TASK REQUIREMENTS:
Identify the lines that contain the word "color", then copy them.

GIVEN RECORDS:

____

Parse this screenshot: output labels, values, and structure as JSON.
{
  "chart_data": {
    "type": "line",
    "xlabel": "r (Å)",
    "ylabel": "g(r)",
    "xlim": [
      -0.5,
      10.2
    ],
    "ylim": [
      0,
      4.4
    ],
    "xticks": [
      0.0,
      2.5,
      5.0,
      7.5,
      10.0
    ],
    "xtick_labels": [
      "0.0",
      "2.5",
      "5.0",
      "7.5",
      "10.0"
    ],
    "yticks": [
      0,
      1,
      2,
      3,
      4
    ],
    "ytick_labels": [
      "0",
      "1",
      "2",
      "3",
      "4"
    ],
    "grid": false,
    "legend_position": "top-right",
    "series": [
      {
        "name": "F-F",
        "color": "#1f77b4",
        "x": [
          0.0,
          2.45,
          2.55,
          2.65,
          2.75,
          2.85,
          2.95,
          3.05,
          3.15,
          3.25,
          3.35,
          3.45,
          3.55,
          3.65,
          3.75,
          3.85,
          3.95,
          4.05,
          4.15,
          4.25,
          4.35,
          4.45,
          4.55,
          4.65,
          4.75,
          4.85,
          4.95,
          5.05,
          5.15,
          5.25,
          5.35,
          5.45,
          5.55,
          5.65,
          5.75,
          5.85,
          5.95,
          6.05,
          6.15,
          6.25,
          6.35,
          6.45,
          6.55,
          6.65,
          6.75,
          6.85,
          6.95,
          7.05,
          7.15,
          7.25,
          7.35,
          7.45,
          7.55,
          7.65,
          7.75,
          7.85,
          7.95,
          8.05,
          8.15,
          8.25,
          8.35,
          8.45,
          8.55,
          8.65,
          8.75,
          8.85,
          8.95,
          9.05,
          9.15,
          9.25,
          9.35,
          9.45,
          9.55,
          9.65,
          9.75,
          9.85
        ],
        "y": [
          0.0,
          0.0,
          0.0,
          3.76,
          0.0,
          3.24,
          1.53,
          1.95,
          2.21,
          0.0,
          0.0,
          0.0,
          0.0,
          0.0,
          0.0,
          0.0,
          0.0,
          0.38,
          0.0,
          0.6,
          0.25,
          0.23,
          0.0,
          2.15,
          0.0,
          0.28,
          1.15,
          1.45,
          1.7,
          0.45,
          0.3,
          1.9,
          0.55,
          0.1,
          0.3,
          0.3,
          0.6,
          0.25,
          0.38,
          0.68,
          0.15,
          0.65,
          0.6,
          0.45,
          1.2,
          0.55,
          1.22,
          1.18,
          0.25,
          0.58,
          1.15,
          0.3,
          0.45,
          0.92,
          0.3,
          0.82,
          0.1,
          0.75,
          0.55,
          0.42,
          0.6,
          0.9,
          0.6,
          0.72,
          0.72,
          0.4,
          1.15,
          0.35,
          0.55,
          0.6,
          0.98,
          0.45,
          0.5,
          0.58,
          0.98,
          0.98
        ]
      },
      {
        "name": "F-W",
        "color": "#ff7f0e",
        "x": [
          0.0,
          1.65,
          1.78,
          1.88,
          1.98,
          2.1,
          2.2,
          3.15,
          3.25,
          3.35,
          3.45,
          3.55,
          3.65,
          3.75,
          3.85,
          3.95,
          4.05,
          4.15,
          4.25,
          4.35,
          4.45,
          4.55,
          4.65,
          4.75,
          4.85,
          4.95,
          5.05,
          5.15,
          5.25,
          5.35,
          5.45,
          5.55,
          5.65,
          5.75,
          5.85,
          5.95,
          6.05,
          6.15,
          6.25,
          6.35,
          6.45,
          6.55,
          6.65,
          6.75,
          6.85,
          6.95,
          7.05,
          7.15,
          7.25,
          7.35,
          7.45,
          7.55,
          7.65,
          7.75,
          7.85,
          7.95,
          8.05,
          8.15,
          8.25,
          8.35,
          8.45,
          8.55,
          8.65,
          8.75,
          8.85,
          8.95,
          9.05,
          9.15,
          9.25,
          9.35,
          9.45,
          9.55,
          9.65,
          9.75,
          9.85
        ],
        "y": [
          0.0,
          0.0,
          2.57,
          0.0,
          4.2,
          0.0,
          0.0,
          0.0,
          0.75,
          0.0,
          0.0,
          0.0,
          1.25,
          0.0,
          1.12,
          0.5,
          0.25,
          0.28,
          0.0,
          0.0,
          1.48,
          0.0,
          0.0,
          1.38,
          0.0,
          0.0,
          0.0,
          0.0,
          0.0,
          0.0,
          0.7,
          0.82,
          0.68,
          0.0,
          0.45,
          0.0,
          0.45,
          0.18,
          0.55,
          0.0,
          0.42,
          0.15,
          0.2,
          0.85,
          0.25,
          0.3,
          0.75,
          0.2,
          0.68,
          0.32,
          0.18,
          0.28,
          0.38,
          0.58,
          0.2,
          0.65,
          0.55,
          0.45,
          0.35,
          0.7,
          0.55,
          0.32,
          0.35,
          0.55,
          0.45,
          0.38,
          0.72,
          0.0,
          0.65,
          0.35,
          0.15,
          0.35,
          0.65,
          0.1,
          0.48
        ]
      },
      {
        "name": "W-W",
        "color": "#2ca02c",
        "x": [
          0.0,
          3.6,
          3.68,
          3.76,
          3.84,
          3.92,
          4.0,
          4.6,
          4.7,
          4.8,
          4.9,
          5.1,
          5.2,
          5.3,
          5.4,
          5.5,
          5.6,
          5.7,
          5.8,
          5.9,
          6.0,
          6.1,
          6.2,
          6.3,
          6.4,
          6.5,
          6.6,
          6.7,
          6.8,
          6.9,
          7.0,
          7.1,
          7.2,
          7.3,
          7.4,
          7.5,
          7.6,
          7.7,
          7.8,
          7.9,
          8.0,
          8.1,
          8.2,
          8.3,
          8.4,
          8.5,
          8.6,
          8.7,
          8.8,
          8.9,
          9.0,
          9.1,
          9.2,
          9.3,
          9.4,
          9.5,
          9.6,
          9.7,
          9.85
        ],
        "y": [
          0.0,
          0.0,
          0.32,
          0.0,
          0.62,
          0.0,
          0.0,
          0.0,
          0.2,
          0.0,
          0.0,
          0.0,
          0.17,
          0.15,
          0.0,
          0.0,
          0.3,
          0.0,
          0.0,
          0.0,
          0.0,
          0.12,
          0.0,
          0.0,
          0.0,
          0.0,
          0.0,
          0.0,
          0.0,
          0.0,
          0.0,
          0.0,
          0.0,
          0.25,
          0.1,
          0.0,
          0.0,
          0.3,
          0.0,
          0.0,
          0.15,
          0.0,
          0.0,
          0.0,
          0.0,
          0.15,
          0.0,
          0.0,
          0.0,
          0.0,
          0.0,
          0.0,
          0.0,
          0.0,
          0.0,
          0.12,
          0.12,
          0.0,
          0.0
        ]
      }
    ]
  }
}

____

COMPLETED EXERCISE:
        "color": "#1f77b4",
        "color": "#ff7f0e",
        "color": "#2ca02c",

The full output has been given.